• WHAT IS BEING ASKED: Copy out each line featuring the string "taxonomy" from the entries beneath.

• INFORMATION SHOWN:
#####

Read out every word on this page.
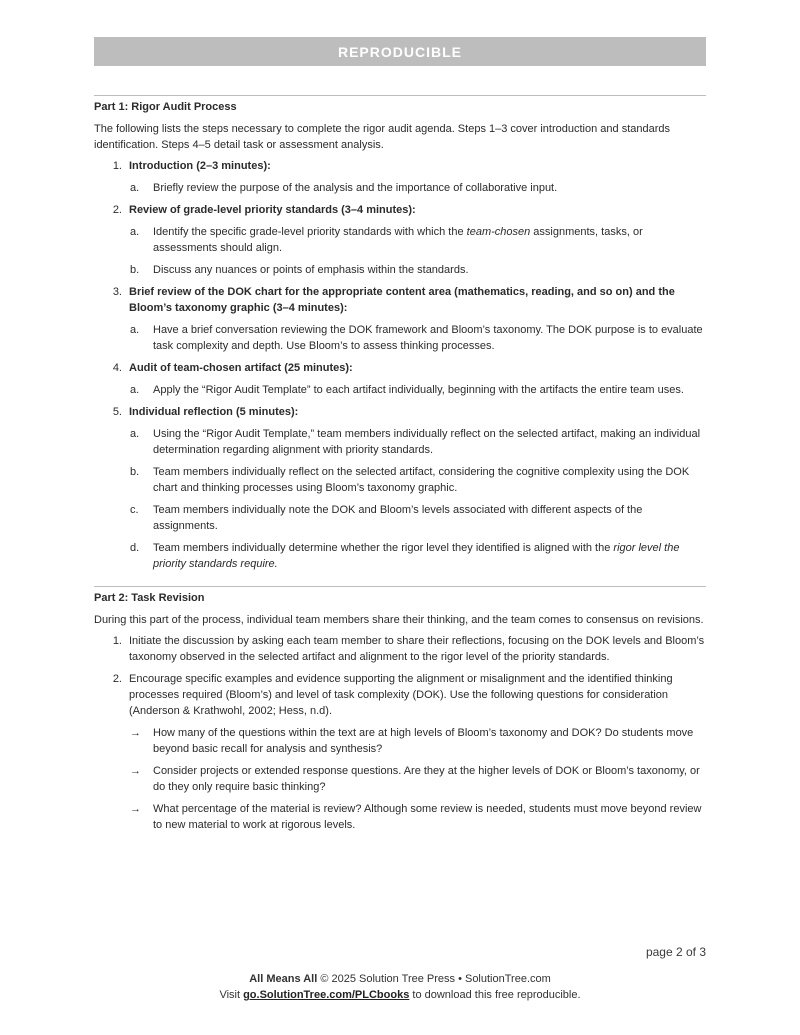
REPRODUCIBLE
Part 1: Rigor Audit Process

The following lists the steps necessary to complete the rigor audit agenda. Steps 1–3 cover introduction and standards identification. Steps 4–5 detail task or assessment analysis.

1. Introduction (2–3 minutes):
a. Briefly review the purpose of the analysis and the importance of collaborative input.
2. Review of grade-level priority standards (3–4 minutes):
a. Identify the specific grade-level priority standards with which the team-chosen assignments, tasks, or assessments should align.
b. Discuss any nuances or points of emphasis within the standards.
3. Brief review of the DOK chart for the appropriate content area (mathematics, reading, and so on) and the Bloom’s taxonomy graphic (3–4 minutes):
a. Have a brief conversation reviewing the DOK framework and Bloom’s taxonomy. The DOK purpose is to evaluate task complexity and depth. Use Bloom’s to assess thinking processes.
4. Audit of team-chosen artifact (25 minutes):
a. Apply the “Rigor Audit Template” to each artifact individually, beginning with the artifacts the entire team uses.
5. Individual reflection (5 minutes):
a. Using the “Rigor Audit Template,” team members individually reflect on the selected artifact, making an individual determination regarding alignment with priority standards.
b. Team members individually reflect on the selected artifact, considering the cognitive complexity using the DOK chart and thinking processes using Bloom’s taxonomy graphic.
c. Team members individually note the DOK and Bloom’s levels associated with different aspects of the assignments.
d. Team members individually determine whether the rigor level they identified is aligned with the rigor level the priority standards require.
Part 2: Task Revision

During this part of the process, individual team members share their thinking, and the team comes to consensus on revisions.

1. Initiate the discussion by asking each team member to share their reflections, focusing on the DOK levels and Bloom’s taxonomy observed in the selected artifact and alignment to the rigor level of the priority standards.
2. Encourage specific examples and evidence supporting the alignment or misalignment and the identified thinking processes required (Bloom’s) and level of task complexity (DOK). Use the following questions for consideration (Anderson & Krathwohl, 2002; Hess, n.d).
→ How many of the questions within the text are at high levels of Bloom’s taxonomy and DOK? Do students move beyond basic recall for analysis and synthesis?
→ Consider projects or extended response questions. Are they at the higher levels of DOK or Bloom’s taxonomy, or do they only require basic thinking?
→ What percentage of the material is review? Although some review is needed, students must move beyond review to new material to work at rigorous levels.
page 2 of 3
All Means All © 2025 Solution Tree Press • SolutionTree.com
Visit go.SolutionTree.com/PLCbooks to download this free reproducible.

#####

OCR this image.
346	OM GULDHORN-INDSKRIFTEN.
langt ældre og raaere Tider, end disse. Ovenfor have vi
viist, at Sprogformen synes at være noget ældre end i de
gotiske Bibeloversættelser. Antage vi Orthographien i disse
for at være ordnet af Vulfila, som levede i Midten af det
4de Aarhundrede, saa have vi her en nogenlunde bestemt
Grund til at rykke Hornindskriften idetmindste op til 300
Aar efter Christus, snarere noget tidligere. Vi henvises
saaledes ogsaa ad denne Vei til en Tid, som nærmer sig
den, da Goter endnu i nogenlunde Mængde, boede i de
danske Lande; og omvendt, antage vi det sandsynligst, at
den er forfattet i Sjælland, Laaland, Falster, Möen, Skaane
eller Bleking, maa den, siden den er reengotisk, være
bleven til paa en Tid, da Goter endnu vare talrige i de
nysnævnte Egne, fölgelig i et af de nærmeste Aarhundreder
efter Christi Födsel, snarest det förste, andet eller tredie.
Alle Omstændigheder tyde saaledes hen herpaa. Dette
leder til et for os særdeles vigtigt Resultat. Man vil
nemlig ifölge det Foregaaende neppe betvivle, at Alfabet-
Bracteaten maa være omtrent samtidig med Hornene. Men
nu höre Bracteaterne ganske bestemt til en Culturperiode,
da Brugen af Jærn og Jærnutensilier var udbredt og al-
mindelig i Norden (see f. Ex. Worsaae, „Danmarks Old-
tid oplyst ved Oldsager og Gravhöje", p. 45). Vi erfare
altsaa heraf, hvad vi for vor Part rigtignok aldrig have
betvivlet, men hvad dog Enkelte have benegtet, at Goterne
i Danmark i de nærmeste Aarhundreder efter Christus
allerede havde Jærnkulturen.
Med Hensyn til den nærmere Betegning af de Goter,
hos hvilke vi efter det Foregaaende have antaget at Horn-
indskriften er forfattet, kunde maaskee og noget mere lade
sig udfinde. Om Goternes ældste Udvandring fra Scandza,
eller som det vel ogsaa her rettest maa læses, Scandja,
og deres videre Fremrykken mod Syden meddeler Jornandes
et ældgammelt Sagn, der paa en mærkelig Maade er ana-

#####

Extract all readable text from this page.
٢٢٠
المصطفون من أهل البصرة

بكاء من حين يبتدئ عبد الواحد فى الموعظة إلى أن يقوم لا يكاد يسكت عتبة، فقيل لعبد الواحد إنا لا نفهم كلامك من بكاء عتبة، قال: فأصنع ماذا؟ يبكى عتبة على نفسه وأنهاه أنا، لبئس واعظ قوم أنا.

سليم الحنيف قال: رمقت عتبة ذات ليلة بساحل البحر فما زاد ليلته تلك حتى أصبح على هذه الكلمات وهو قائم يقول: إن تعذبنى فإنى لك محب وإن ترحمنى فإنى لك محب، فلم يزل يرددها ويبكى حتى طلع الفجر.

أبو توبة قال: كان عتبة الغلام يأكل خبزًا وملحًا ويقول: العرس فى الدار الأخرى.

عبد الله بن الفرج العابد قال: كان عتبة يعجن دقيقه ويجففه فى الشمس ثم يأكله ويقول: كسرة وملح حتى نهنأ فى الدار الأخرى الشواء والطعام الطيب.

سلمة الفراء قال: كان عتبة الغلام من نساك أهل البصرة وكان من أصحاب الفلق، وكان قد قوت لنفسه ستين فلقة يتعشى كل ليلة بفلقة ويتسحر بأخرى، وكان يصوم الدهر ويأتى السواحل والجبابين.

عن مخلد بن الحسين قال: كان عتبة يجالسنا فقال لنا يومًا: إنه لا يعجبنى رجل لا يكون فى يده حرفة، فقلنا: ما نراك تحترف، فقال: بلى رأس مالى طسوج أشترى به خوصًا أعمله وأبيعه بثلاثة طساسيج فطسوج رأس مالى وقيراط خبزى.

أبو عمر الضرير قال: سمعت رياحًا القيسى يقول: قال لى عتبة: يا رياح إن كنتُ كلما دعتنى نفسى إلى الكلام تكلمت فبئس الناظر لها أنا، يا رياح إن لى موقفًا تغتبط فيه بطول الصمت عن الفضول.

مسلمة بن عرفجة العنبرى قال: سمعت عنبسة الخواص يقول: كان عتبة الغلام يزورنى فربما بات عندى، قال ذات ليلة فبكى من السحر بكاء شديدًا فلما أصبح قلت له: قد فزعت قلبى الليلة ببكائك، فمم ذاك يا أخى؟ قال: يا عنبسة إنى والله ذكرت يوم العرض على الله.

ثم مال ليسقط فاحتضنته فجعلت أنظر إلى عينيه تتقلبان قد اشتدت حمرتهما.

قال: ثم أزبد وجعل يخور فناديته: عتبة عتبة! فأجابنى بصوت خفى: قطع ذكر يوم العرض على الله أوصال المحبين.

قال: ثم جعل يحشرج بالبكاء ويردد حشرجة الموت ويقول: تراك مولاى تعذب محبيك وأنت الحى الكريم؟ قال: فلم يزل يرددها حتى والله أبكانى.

#####

• EXERCISE RESULT:
3. Brief review of the DOK chart for the appropriate content area (mathematics, reading, and so on) and the Bloom’s taxonomy graphic (3–4 minutes):
a. Have a brief conversation reviewing the DOK framework and Bloom’s taxonomy. The DOK purpose is to evaluate task complexity and depth. Use Bloom’s to assess thinking processes.
b. Team members individually reflect on the selected artifact, considering the cognitive complexity using the DOK chart and thinking processes using Bloom’s taxonomy graphic.
1. Initiate the discussion by asking each team member to share their reflections, focusing on the DOK levels and Bloom’s taxonomy observed in the selected artifact and alignment to the rigor level of the priority standards.
→ How many of the questions within the text are at high levels of Bloom’s taxonomy and DOK? Do students move beyond basic recall for analysis and synthesis?
→ Consider projects or extended response questions. Are they at the higher levels of DOK or Bloom’s taxonomy, or do they only require basic thinking?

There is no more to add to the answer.